*Short exercise*:
Make an exact copy of all the entries, with the pictures left out.

-- Material provided start --

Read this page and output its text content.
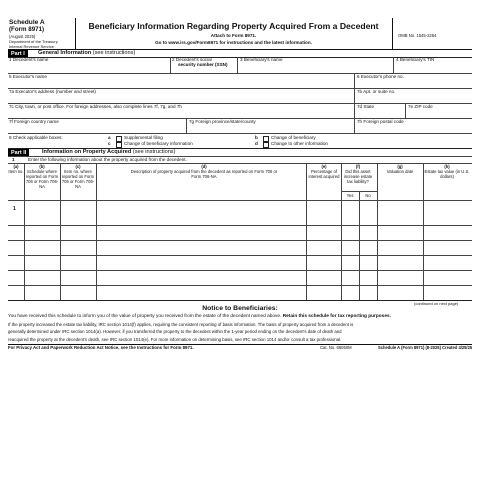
Schedule A
(Form 8971)
(August 2025)
Department of the Treasury
Internal Revenue Service
Beneficiary Information Regarding Property Acquired From a Decedent
Attach to Form 8971.
Go to www.irs.gov/Form8971 for instructions and the latest information.
OMB No. 1545-2264
Part I	General Information (see instructions)
1 Decedent's name	2 Decedent's social
security number (SSN)
3 Beneficiary's name	4 Beneficiary's TIN
5 Executor's name	6 Executor's phone no.
7a Executor's address (number and street)	7b Apt. or suite no.
7c City, town, or post office. For foreign addresses, also complete lines 7f, 7g, and 7h	7d State	7e ZIP code
7f Foreign country name	7g Foreign province/state/county	7h Foreign postal code
8 Check applicable boxes:	a	Supplemental filing	b	Change of beneficiary
c	Change of beneficiary information	d	Change to other information
Part II	Information on Property Acquired (see instructions)
1	Enter the following information about the property acquired from the decedent.
(a)
Item no.
(b)
Schedule where reported on Form 706 or Form 706-NA
(c)
Item no. where reported on Form 706 or Form 706-NA
(d)
Description of property acquired from the decedent as reported on Form 706 or Form 706-NA
(e)
Percentage of interest acquired
(f)
Did this asset increase estate tax liability?
(g)
Valuation date
(h)
Estate tax value (in U.S. dollars)
Yes	No
1
(continued on next page)
Notice to Beneficiaries:
You have received this schedule to inform you of the value of property you received from the estate of the decedent named above. Retain this schedule for tax reporting purposes.
If the property increased the estate tax liability, IRC section 1014(f) applies, requiring the consistent reporting of basis information. The basis of property acquired from a decedent is
generally determined under IRC section 1014(a). However, if you transferred the property to the decedent within the 1-year period ending on the decedent's date of death and
reacquired the property at the decedent's death, see IRC section 1014(e). For more information on determining basis, see IRC section 1014 and/or consult a tax professional.
For Privacy Act and Paperwork Reduction Act Notice, see the Instructions for Form 8971.	Cat. No. 66050M	Schedule A (Form 8971) (8-2025) Created 4/25/25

-- Material provided end --

*Solution for this exercise*:
Read this page and output its text content.
Schedule A
(Form 8971)
(August 2025)
Department of the Treasury
Internal Revenue Service
Beneficiary Information Regarding Property Acquired From a Decedent
Attach to Form 8971.
Go to www.irs.gov/Form8971 for instructions and the latest information.
OMB No. 1545-2264
Part I	General Information (see instructions)
1 Decedent's name	2 Decedent's social
security number (SSN)
3 Beneficiary's name	4 Beneficiary's TIN
5 Executor's name	6 Executor's phone no.
7a Executor's address (number and street)	7b Apt. or suite no.
7c City, town, or post office. For foreign addresses, also complete lines 7f, 7g, and 7h	7d State	7e ZIP code
7f Foreign country name	7g Foreign province/state/county	7h Foreign postal code
8 Check applicable boxes:	a	Supplemental filing	b	Change of beneficiary
c	Change of beneficiary information	d	Change to other information
Part II	Information on Property Acquired (see instructions)
1	Enter the following information about the property acquired from the decedent.
(a)
Item no.
(b)
Schedule where reported on Form 706 or Form 706-NA
(c)
Item no. where reported on Form 706 or Form 706-NA
(d)
Description of property acquired from the decedent as reported on Form 706 or Form 706-NA
(e)
Percentage of interest acquired
(f)
Did this asset increase estate tax liability?
(g)
Valuation date
(h)
Estate tax value (in U.S. dollars)
Yes	No
1
(continued on next page)
Notice to Beneficiaries:
You have received this schedule to inform you of the value of property you received from the estate of the decedent named above. Retain this schedule for tax reporting purposes.
If the property increased the estate tax liability, IRC section 1014(f) applies, requiring the consistent reporting of basis information. The basis of property acquired from a decedent is
generally determined under IRC section 1014(a). However, if you transferred the property to the decedent within the 1-year period ending on the decedent's date of death and
reacquired the property at the decedent's death, see IRC section 1014(e). For more information on determining basis, see IRC section 1014 and/or consult a tax professional.
For Privacy Act and Paperwork Reduction Act Notice, see the Instructions for Form 8971.	Cat. No. 66050M	Schedule A (Form 8971) (8-2025) Created 4/25/25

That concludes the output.